### Problem:
Omit all pictures. Copy the rest of the material exactly.

### Data extract:
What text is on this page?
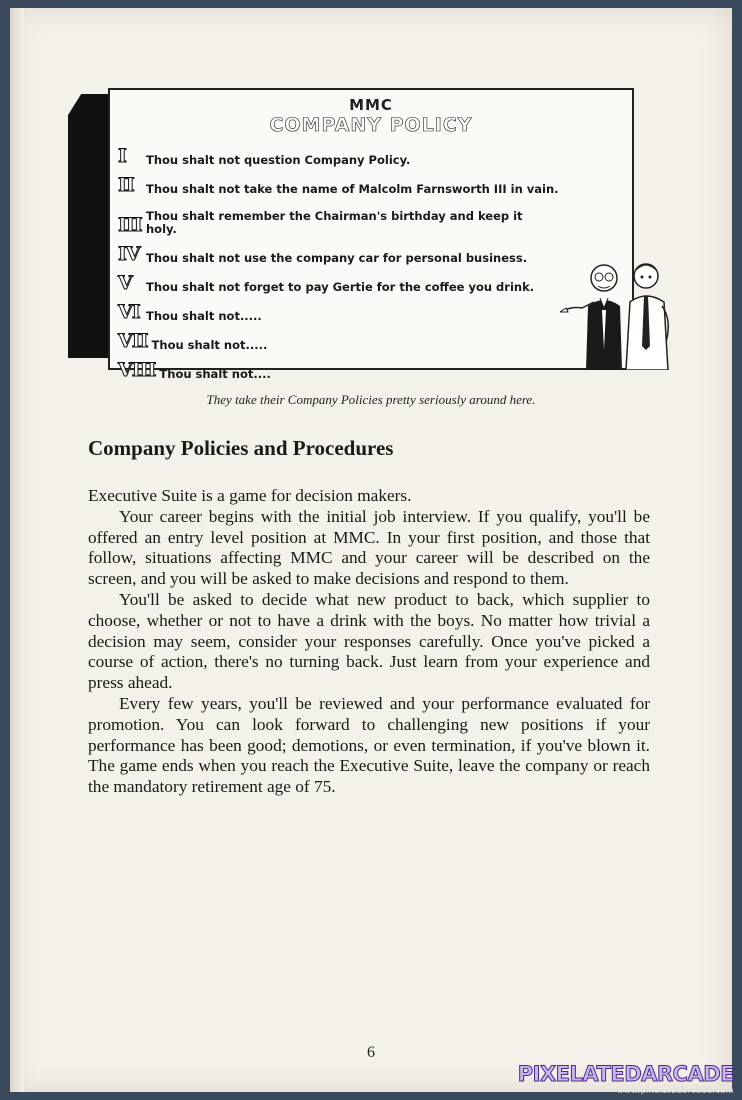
MMC
COMPANY POLICY
I	Thou shalt not question Company Policy.
II	Thou shalt not take the name of Malcolm Farnsworth III in vain.
III Thou shalt remember the Chairman's birthday and keep it holy.
IV Thou shalt not use the company car for personal business.
V	Thou shalt not forget to pay Gertie for the coffee you drink.
VI Thou shalt not.....
VII Thou shalt not.....
VIII Thou shalt not....
They take their Company Policies pretty seriously around here.
Company Policies and Procedures

Executive Suite is a game for decision makers.

Your career begins with the initial job interview. If you qualify, you'll be offered an entry level position at MMC. In your first position, and those that follow, situations affecting MMC and your career will be described on the screen, and you will be asked to make decisions and respond to them.

You'll be asked to decide what new product to back, which supplier to choose, whether or not to have a drink with the boys. No matter how trivial a decision may seem, consider your responses carefully. Once you've picked a course of action, there's no turning back. Just learn from your experience and press ahead.

Every few years, you'll be reviewed and your performance evaluated for promotion. You can look forward to challenging new positions if your performance has been good; demotions, or even termination, if you've blown it. The game ends when you reach the Executive Suite, leave the company or reach the mandatory retirement age of 75.

6
PIXELATEDARCADE
www.pixelatedarcade.com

### Result of the task:
What text is on this page?
MMC
COMPANY POLICY
I	Thou shalt not question Company Policy.
II	Thou shalt not take the name of Malcolm Farnsworth III in vain.
III Thou shalt remember the Chairman's birthday and keep it holy.
IV Thou shalt not use the company car for personal business.
V	Thou shalt not forget to pay Gertie for the coffee you drink.
VI Thou shalt not.....
VII Thou shalt not.....
VIII Thou shalt not....
They take their Company Policies pretty seriously around here.
Company Policies and Procedures

Executive Suite is a game for decision makers.

Your career begins with the initial job interview. If you qualify, you'll be offered an entry level position at MMC. In your first position, and those that follow, situations affecting MMC and your career will be described on the screen, and you will be asked to make decisions and respond to them.

You'll be asked to decide what new product to back, which supplier to choose, whether or not to have a drink with the boys. No matter how trivial a decision may seem, consider your responses carefully. Once you've picked a course of action, there's no turning back. Just learn from your experience and press ahead.

Every few years, you'll be reviewed and your performance evaluated for promotion. You can look forward to challenging new positions if your performance has been good; demotions, or even termination, if you've blown it. The game ends when you reach the Executive Suite, leave the company or reach the mandatory retirement age of 75.

6
PIXELATEDARCADE
www.pixelatedarcade.com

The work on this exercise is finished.